▸ Excerpt to read:
— START —
Intro

This blog gains its name from the book Steele's Answers published in 1912. It began as an effort to blog through that book, posting each of the Questions and Answers in the book in the order in which they appeared. I started this on Dec. 10, 2011. I completed blogging from that book on July 11, 2015. Along the way, I began to also post snippets from Dr. Steele's other writings — and from some other holiness writers of his times. Since then, I have begun adding material from his Bible commentaries. I also sometimes rewrite and update some of his essays for this blog.
Showing posts with label Second Coming. Show all posts
Showing posts with label Second Coming. Show all posts

Wednesday, March 4, 2015

On Hebrews 9:28

QUESTION: Please explain Heb. 9:28, showing who the waiting; persons are and what is the salvation waited for: "so Christ also, having been once offered to bear the sins of many, shall appear a second time, apart from sin, to them that wait for him unto salvation."


ANSWER: The Jewish high priest had to make his offering again and again (verses 6, 7, 25), but the superior efficacy of Christ's offering is proven by the fact that it was made once-for-all (one word in Greek); after which he pleads in heaven for us presenting his offering, and securing the constant three-fold offices of the Paraclete (John 16:7-11) till his second appearing to raise the dead, to judge mankind, and to glorify believers, dead and living, who are in expectancy of this completion of their eternal salvation, soul and body wearing the glorious image of Christ. Says Bishop Ellicott, on Phil. 3:20, 21, "It seems wholly unnecessary to restrict this merely to the living," since every moment the true Christian in this world and in the interval between death and the resurrection is waiting in joyful expectation of this glorious consummation. That professed disciple of Christ who is not expecting with strong desire "the fashioning anew of the body of his humiliation, to be conformed to Christ's glorified body," is a false disciple. This text cannot be legitimately used in proof of the conversion of sinners at or after Christ's future advent. Such a doctrine is nowhere taught in the New Testament.

Steele's Answers p. 225, 226.

Friday, February 21, 2014

On Hebrews 11:39, 40

QUESTION: Explain Heb. 11:39, 40, "And, these all, having had witness borne to them through their faith, received not the promise. God having provided some better thing concerning us, that apart from us they should not be made perfect."
— END —
▸ Working data:
— START —
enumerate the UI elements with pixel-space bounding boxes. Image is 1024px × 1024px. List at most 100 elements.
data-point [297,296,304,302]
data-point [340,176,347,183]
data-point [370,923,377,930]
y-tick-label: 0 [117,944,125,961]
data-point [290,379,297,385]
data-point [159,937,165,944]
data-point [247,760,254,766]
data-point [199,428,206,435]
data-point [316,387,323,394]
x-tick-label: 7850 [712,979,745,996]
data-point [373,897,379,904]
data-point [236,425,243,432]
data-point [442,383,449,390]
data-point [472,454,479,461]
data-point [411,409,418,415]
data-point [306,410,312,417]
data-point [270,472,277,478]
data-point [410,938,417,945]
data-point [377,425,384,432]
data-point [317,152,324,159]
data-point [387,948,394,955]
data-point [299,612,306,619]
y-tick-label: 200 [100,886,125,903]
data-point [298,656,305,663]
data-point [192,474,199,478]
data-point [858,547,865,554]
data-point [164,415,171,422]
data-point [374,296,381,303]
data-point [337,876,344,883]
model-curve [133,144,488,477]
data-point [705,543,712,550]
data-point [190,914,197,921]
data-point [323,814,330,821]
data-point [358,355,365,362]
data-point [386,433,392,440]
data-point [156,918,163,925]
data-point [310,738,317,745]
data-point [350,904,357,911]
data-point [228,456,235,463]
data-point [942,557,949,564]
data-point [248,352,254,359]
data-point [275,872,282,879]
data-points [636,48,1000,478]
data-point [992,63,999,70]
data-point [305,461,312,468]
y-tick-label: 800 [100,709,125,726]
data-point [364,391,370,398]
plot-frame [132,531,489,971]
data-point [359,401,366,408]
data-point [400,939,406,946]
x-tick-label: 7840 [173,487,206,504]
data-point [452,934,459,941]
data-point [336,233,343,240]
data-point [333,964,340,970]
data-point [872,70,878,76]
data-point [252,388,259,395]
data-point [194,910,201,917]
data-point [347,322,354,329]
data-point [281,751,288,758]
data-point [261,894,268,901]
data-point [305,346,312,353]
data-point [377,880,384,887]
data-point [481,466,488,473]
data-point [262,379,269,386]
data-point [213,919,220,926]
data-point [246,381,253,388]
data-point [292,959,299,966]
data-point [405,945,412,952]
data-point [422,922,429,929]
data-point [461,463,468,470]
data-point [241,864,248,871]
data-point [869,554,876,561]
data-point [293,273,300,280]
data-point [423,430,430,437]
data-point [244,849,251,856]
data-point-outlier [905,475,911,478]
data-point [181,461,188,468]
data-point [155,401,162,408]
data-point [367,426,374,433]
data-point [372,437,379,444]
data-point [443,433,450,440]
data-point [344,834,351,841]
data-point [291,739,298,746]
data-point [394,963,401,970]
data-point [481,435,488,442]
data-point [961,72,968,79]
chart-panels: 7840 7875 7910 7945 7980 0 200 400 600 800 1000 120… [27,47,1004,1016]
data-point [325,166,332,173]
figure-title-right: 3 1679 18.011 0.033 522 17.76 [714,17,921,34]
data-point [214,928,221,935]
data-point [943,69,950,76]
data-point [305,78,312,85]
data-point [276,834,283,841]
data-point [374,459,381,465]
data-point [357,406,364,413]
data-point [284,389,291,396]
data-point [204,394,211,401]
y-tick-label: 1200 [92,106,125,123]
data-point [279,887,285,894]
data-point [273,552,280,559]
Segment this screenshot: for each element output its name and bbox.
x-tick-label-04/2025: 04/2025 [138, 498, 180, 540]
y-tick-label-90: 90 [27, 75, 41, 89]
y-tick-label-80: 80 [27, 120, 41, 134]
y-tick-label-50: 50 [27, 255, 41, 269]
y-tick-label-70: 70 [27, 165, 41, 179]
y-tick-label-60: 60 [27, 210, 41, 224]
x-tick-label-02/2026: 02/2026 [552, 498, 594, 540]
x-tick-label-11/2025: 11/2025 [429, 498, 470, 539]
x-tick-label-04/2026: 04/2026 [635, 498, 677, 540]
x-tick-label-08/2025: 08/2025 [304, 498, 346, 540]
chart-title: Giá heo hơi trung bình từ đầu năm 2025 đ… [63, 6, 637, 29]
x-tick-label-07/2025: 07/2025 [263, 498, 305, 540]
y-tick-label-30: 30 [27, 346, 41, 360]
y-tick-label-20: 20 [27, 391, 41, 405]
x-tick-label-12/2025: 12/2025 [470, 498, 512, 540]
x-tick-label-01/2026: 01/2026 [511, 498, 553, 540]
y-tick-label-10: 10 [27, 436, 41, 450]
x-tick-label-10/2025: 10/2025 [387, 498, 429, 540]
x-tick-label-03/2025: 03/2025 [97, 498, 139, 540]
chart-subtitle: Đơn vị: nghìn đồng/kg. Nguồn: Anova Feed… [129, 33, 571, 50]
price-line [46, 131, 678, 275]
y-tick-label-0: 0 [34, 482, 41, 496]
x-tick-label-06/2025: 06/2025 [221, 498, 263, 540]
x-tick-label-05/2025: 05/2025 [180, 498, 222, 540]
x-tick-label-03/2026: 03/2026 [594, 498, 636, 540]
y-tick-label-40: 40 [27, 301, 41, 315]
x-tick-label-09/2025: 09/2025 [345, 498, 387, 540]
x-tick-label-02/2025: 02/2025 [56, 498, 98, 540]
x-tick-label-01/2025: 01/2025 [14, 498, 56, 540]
— END —
▸ Tasks to complete:
**a)** Write out the stretch of the Steele's Answers page from "This blog gains" through "for this blog.".
**b)** Swap "x-tick-label" for "x-axis-label" in the stretch of the listing from its start through the line containing "data-point [410,938,417,945]", leaving everything else unchanged. Return only those lines.
The listing is unrelated to the Steele's Answers page.

▸ Solved tasks:
**a)**
This blog gains its name from the book Steele's Answers published in 1912. It began as an effort to blog through that book, posting each of the Questions and Answers in the book in the order in which they appeared. I started this on Dec. 10, 2011. I completed blogging from that book on July 11, 2015. Along the way, I began to also post snippets from Dr. Steele's other writings — and from some other holiness writers of his times. Since then, I have begun adding material from his Bible commentaries. I also sometimes rewrite and update some of his essays for this blog.

**b)**
enumerate the UI elements with pixel-space bounding boxes. Image is 1024px × 1024px. List at most 100 elements.
data-point [297,296,304,302]
data-point [340,176,347,183]
data-point [370,923,377,930]
y-tick-label: 0 [117,944,125,961]
data-point [290,379,297,385]
data-point [159,937,165,944]
data-point [247,760,254,766]
data-point [199,428,206,435]
data-point [316,387,323,394]
x-axis-label: 7850 [712,979,745,996]
data-point [373,897,379,904]
data-point [236,425,243,432]
data-point [442,383,449,390]
data-point [472,454,479,461]
data-point [411,409,418,415]
data-point [306,410,312,417]
data-point [270,472,277,478]
data-point [410,938,417,945]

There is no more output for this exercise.